**TASK INSTRUCTIONS**
Omit any picture, and return the remaining data exactly as written.

**INPUT RECORDS**
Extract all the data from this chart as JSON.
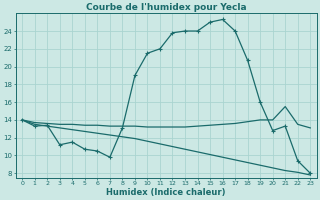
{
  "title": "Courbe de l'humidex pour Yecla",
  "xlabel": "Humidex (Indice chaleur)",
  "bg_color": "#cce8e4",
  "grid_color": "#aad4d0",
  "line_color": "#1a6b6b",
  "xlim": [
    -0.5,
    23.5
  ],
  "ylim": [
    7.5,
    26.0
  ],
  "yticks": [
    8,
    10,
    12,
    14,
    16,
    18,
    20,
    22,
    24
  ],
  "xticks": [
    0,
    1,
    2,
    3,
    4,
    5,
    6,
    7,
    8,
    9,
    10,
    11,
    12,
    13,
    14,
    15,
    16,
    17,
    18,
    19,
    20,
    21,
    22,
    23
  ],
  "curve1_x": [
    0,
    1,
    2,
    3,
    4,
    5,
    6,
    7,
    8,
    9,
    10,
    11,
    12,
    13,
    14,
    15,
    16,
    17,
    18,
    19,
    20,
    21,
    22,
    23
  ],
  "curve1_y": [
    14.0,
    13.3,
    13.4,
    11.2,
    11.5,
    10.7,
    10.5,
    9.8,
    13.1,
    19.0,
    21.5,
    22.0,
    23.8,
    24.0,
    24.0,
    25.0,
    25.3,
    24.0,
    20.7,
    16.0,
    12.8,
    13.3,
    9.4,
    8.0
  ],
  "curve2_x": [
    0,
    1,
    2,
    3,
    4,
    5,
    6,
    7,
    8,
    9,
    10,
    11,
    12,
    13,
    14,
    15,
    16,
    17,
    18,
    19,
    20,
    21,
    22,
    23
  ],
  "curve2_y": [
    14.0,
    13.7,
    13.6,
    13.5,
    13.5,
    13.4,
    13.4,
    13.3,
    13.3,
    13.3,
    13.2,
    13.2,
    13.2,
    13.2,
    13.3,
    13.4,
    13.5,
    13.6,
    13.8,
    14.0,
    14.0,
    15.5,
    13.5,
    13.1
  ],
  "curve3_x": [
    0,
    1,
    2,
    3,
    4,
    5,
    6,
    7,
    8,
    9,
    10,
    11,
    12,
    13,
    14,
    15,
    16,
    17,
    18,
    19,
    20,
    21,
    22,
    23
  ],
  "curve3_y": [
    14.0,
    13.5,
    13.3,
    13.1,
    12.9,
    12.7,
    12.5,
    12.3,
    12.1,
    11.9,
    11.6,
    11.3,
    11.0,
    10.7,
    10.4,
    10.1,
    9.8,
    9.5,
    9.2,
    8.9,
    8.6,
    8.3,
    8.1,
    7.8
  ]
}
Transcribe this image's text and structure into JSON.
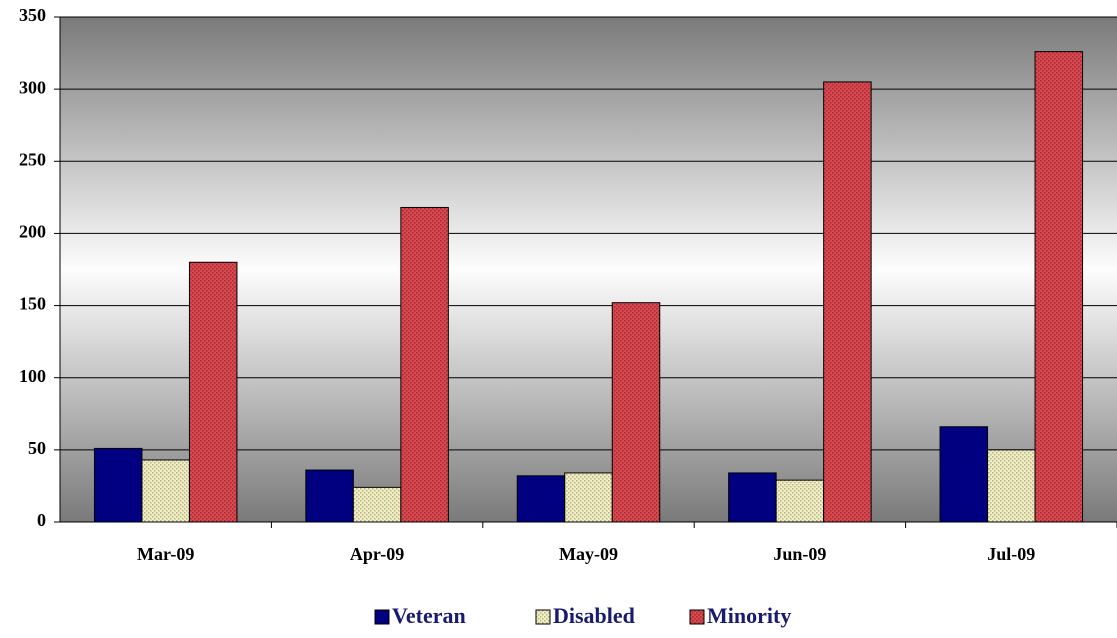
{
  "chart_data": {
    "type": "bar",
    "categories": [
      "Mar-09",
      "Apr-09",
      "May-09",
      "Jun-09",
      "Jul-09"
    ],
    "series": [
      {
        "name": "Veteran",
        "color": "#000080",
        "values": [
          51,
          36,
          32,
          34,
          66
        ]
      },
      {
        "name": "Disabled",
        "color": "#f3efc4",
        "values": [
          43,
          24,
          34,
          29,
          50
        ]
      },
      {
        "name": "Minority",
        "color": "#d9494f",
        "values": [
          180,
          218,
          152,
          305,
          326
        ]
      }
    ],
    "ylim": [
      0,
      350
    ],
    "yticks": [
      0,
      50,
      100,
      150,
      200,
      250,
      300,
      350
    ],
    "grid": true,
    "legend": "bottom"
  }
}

**TASK ANSWER**
Extract all the data from this chart as JSON.
{
  "title": "Courbe de l'humidex pour Yecla",
  "xlabel": "Humidex (Indice chaleur)",
  "bg_color": "#cce8e4",
  "grid_color": "#aad4d0",
  "line_color": "#1a6b6b",
  "xlim": [
    -0.5,
    23.5
  ],
  "ylim": [
    7.5,
    26.0
  ],
  "yticks": [
    8,
    10,
    12,
    14,
    16,
    18,
    20,
    22,
    24
  ],
  "xticks": [
    0,
    1,
    2,
    3,
    4,
    5,
    6,
    7,
    8,
    9,
    10,
    11,
    12,
    13,
    14,
    15,
    16,
    17,
    18,
    19,
    20,
    21,
    22,
    23
  ],
  "curve1_x": [
    0,
    1,
    2,
    3,
    4,
    5,
    6,
    7,
    8,
    9,
    10,
    11,
    12,
    13,
    14,
    15,
    16,
    17,
    18,
    19,
    20,
    21,
    22,
    23
  ],
  "curve1_y": [
    14.0,
    13.3,
    13.4,
    11.2,
    11.5,
    10.7,
    10.5,
    9.8,
    13.1,
    19.0,
    21.5,
    22.0,
    23.8,
    24.0,
    24.0,
    25.0,
    25.3,
    24.0,
    20.7,
    16.0,
    12.8,
    13.3,
    9.4,
    8.0
  ],
  "curve2_x": [
    0,
    1,
    2,
    3,
    4,
    5,
    6,
    7,
    8,
    9,
    10,
    11,
    12,
    13,
    14,
    15,
    16,
    17,
    18,
    19,
    20,
    21,
    22,
    23
  ],
  "curve2_y": [
    14.0,
    13.7,
    13.6,
    13.5,
    13.5,
    13.4,
    13.4,
    13.3,
    13.3,
    13.3,
    13.2,
    13.2,
    13.2,
    13.2,
    13.3,
    13.4,
    13.5,
    13.6,
    13.8,
    14.0,
    14.0,
    15.5,
    13.5,
    13.1
  ],
  "curve3_x": [
    0,
    1,
    2,
    3,
    4,
    5,
    6,
    7,
    8,
    9,
    10,
    11,
    12,
    13,
    14,
    15,
    16,
    17,
    18,
    19,
    20,
    21,
    22,
    23
  ],
  "curve3_y": [
    14.0,
    13.5,
    13.3,
    13.1,
    12.9,
    12.7,
    12.5,
    12.3,
    12.1,
    11.9,
    11.6,
    11.3,
    11.0,
    10.7,
    10.4,
    10.1,
    9.8,
    9.5,
    9.2,
    8.9,
    8.6,
    8.3,
    8.1,
    7.8
  ]
}
Transcribe this image's text and structure into JSON.
{
  "chart_data": {
    "type": "bar",
    "categories": [
      "Mar-09",
      "Apr-09",
      "May-09",
      "Jun-09",
      "Jul-09"
    ],
    "series": [
      {
        "name": "Veteran",
        "color": "#000080",
        "values": [
          51,
          36,
          32,
          34,
          66
        ]
      },
      {
        "name": "Disabled",
        "color": "#f3efc4",
        "values": [
          43,
          24,
          34,
          29,
          50
        ]
      },
      {
        "name": "Minority",
        "color": "#d9494f",
        "values": [
          180,
          218,
          152,
          305,
          326
        ]
      }
    ],
    "ylim": [
      0,
      350
    ],
    "yticks": [
      0,
      50,
      100,
      150,
      200,
      250,
      300,
      350
    ],
    "grid": true,
    "legend": "bottom"
  }
}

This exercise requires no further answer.